-- START OF Given records --

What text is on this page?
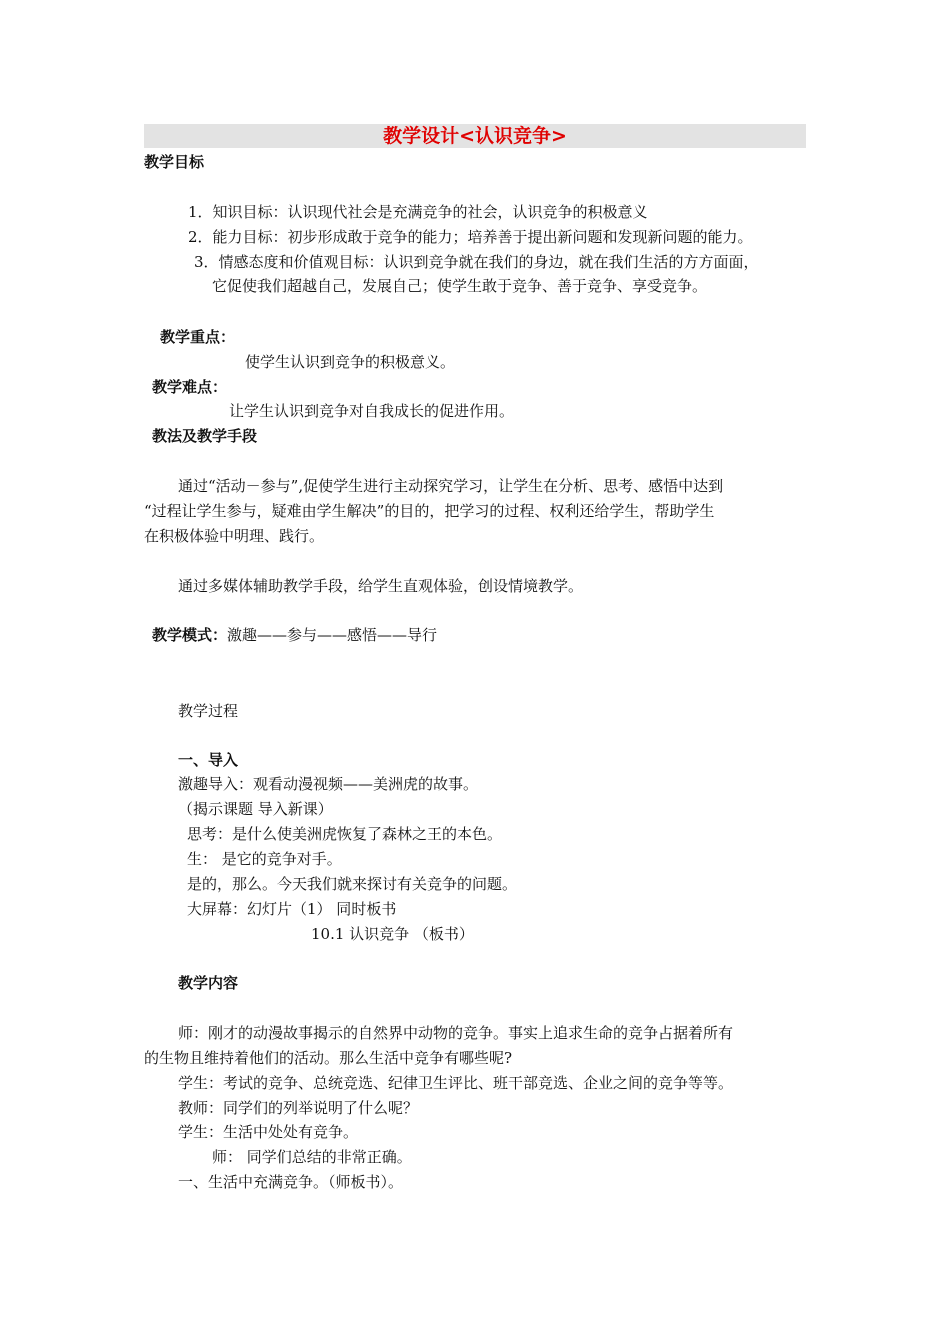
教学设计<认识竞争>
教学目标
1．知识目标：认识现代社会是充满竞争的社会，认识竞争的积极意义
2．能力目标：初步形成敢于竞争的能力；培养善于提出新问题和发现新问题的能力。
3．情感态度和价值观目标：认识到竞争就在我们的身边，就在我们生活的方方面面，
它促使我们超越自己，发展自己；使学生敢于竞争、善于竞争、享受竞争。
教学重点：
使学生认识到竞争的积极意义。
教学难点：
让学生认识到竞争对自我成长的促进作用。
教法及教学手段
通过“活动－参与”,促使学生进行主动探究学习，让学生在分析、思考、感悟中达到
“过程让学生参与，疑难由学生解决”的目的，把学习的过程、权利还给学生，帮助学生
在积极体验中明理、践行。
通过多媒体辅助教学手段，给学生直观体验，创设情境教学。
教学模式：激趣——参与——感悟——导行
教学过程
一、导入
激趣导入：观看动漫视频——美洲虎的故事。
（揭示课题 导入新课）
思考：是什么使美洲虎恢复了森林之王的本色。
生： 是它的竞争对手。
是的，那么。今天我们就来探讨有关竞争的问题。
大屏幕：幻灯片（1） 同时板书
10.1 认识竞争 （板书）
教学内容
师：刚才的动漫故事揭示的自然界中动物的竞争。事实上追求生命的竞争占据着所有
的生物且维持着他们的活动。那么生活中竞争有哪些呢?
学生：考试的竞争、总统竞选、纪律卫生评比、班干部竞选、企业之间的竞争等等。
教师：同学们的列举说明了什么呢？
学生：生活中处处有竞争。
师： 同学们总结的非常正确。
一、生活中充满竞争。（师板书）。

-- END OF Given records --

**Written request:**
All of the data above should be quoted exactly, except for the pictures.

**Output below:**
What text is on this page?
教学设计<认识竞争>
教学目标
1．知识目标：认识现代社会是充满竞争的社会，认识竞争的积极意义
2．能力目标：初步形成敢于竞争的能力；培养善于提出新问题和发现新问题的能力。
3．情感态度和价值观目标：认识到竞争就在我们的身边，就在我们生活的方方面面，
它促使我们超越自己，发展自己；使学生敢于竞争、善于竞争、享受竞争。
教学重点：
使学生认识到竞争的积极意义。
教学难点：
让学生认识到竞争对自我成长的促进作用。
教法及教学手段
通过“活动－参与”,促使学生进行主动探究学习，让学生在分析、思考、感悟中达到
“过程让学生参与，疑难由学生解决”的目的，把学习的过程、权利还给学生，帮助学生
在积极体验中明理、践行。
通过多媒体辅助教学手段，给学生直观体验，创设情境教学。
教学模式：激趣——参与——感悟——导行
教学过程
一、导入
激趣导入：观看动漫视频——美洲虎的故事。
（揭示课题 导入新课）
思考：是什么使美洲虎恢复了森林之王的本色。
生： 是它的竞争对手。
是的，那么。今天我们就来探讨有关竞争的问题。
大屏幕：幻灯片（1） 同时板书
10.1 认识竞争 （板书）
教学内容
师：刚才的动漫故事揭示的自然界中动物的竞争。事实上追求生命的竞争占据着所有
的生物且维持着他们的活动。那么生活中竞争有哪些呢?
学生：考试的竞争、总统竞选、纪律卫生评比、班干部竞选、企业之间的竞争等等。
教师：同学们的列举说明了什么呢？
学生：生活中处处有竞争。
师： 同学们总结的非常正确。
一、生活中充满竞争。（师板书）。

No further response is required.